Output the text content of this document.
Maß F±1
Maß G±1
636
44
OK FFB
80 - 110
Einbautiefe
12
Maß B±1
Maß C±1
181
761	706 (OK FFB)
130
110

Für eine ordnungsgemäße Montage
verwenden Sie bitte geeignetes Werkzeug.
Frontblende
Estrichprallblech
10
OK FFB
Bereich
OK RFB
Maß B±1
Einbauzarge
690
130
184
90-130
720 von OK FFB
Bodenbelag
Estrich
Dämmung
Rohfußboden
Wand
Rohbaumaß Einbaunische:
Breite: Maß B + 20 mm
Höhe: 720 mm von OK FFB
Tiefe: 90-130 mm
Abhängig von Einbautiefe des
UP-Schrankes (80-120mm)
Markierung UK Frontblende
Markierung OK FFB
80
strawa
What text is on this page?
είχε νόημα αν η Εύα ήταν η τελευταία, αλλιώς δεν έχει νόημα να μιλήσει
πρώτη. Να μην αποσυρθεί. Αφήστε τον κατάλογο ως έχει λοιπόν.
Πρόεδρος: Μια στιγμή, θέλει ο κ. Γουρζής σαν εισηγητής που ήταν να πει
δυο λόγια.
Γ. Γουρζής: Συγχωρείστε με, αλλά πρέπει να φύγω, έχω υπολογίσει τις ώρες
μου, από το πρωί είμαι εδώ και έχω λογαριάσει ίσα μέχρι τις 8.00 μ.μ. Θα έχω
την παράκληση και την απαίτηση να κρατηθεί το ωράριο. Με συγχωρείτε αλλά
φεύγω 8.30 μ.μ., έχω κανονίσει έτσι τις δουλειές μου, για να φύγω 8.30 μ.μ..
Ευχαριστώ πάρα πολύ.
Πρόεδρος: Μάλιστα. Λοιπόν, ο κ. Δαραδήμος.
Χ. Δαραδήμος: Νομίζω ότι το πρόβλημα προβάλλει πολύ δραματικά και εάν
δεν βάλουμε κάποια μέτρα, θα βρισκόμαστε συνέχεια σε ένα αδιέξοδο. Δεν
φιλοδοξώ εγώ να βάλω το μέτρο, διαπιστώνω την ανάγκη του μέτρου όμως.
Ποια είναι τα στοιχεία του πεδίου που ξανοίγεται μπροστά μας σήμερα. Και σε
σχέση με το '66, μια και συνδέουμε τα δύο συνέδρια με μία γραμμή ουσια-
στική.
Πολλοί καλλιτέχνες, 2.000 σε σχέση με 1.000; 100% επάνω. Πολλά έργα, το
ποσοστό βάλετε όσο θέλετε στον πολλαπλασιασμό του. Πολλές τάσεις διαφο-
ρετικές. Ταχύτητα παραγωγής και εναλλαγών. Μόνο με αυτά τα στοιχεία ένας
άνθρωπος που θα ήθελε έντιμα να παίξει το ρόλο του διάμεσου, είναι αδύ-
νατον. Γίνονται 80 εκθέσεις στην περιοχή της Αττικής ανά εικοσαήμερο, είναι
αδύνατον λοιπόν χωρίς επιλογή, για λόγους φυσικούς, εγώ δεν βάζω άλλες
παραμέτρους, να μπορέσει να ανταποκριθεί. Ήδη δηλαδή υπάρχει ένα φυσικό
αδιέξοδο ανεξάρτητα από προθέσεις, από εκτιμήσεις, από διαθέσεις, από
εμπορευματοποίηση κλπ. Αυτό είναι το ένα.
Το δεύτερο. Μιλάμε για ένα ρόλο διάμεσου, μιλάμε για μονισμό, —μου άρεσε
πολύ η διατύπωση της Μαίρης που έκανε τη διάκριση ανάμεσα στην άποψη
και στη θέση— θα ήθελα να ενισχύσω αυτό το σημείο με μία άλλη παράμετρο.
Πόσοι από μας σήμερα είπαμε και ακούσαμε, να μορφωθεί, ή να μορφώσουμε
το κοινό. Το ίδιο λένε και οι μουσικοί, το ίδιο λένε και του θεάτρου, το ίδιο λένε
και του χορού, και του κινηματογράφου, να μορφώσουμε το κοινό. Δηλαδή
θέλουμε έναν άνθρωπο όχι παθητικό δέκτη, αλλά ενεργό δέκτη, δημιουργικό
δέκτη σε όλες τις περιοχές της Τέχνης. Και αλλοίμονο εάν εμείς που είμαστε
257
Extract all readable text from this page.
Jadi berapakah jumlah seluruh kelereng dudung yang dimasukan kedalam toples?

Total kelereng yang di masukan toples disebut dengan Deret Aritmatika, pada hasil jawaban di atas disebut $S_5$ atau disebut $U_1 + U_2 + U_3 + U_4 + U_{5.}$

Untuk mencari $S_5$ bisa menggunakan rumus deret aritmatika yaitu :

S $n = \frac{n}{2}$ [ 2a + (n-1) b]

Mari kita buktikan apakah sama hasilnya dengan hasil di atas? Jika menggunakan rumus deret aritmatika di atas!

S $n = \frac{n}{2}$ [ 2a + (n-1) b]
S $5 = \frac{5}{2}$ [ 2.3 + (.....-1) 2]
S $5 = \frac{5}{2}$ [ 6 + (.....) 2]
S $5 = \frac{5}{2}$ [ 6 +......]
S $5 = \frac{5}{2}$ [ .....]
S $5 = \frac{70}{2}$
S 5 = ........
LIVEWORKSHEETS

● ● ● ●

• [Task details]: Each line of the listing should be copied exactly.

• [Final result]:
Output the text content of this document.
Maß F±1
Maß G±1
636
44
OK FFB
80 - 110
Einbautiefe
12
Maß B±1
Maß C±1
181
761	706 (OK FFB)
130
110

Für eine ordnungsgemäße Montage
verwenden Sie bitte geeignetes Werkzeug.
Frontblende
Estrichprallblech
10
OK FFB
Bereich
OK RFB
Maß B±1
Einbauzarge
690
130
184
90-130
720 von OK FFB
Bodenbelag
Estrich
Dämmung
Rohfußboden
Wand
Rohbaumaß Einbaunische:
Breite: Maß B + 20 mm
Höhe: 720 mm von OK FFB
Tiefe: 90-130 mm
Abhängig von Einbautiefe des
UP-Schrankes (80-120mm)
Markierung UK Frontblende
Markierung OK FFB
80
strawa
What text is on this page?
είχε νόημα αν η Εύα ήταν η τελευταία, αλλιώς δεν έχει νόημα να μιλήσει
πρώτη. Να μην αποσυρθεί. Αφήστε τον κατάλογο ως έχει λοιπόν.
Πρόεδρος: Μια στιγμή, θέλει ο κ. Γουρζής σαν εισηγητής που ήταν να πει
δυο λόγια.
Γ. Γουρζής: Συγχωρείστε με, αλλά πρέπει να φύγω, έχω υπολογίσει τις ώρες
μου, από το πρωί είμαι εδώ και έχω λογαριάσει ίσα μέχρι τις 8.00 μ.μ. Θα έχω
την παράκληση και την απαίτηση να κρατηθεί το ωράριο. Με συγχωρείτε αλλά
φεύγω 8.30 μ.μ., έχω κανονίσει έτσι τις δουλειές μου, για να φύγω 8.30 μ.μ..
Ευχαριστώ πάρα πολύ.
Πρόεδρος: Μάλιστα. Λοιπόν, ο κ. Δαραδήμος.
Χ. Δαραδήμος: Νομίζω ότι το πρόβλημα προβάλλει πολύ δραματικά και εάν
δεν βάλουμε κάποια μέτρα, θα βρισκόμαστε συνέχεια σε ένα αδιέξοδο. Δεν
φιλοδοξώ εγώ να βάλω το μέτρο, διαπιστώνω την ανάγκη του μέτρου όμως.
Ποια είναι τα στοιχεία του πεδίου που ξανοίγεται μπροστά μας σήμερα. Και σε
σχέση με το '66, μια και συνδέουμε τα δύο συνέδρια με μία γραμμή ουσια-
στική.
Πολλοί καλλιτέχνες, 2.000 σε σχέση με 1.000; 100% επάνω. Πολλά έργα, το
ποσοστό βάλετε όσο θέλετε στον πολλαπλασιασμό του. Πολλές τάσεις διαφο-
ρετικές. Ταχύτητα παραγωγής και εναλλαγών. Μόνο με αυτά τα στοιχεία ένας
άνθρωπος που θα ήθελε έντιμα να παίξει το ρόλο του διάμεσου, είναι αδύ-
νατον. Γίνονται 80 εκθέσεις στην περιοχή της Αττικής ανά εικοσαήμερο, είναι
αδύνατον λοιπόν χωρίς επιλογή, για λόγους φυσικούς, εγώ δεν βάζω άλλες
παραμέτρους, να μπορέσει να ανταποκριθεί. Ήδη δηλαδή υπάρχει ένα φυσικό
αδιέξοδο ανεξάρτητα από προθέσεις, από εκτιμήσεις, από διαθέσεις, από
εμπορευματοποίηση κλπ. Αυτό είναι το ένα.
Το δεύτερο. Μιλάμε για ένα ρόλο διάμεσου, μιλάμε για μονισμό, —μου άρεσε
πολύ η διατύπωση της Μαίρης που έκανε τη διάκριση ανάμεσα στην άποψη
και στη θέση— θα ήθελα να ενισχύσω αυτό το σημείο με μία άλλη παράμετρο.
Πόσοι από μας σήμερα είπαμε και ακούσαμε, να μορφωθεί, ή να μορφώσουμε
το κοινό. Το ίδιο λένε και οι μουσικοί, το ίδιο λένε και του θεάτρου, το ίδιο λένε
και του χορού, και του κινηματογράφου, να μορφώσουμε το κοινό. Δηλαδή
θέλουμε έναν άνθρωπο όχι παθητικό δέκτη, αλλά ενεργό δέκτη, δημιουργικό
δέκτη σε όλες τις περιοχές της Τέχνης. Και αλλοίμονο εάν εμείς που είμαστε
257
Extract all readable text from this page.
Jadi berapakah jumlah seluruh kelereng dudung yang dimasukan kedalam toples?

Total kelereng yang di masukan toples disebut dengan Deret Aritmatika, pada hasil jawaban di atas disebut $S_5$ atau disebut $U_1 + U_2 + U_3 + U_4 + U_{5.}$

Untuk mencari $S_5$ bisa menggunakan rumus deret aritmatika yaitu :

S $n = \frac{n}{2}$ [ 2a + (n-1) b]

Mari kita buktikan apakah sama hasilnya dengan hasil di atas? Jika menggunakan rumus deret aritmatika di atas!

S $n = \frac{n}{2}$ [ 2a + (n-1) b]
S $5 = \frac{5}{2}$ [ 2.3 + (.....-1) 2]
S $5 = \frac{5}{2}$ [ 6 + (.....) 2]
S $5 = \frac{5}{2}$ [ 6 +......]
S $5 = \frac{5}{2}$ [ .....]
S $5 = \frac{70}{2}$
S 5 = ........
LIVEWORKSHEETS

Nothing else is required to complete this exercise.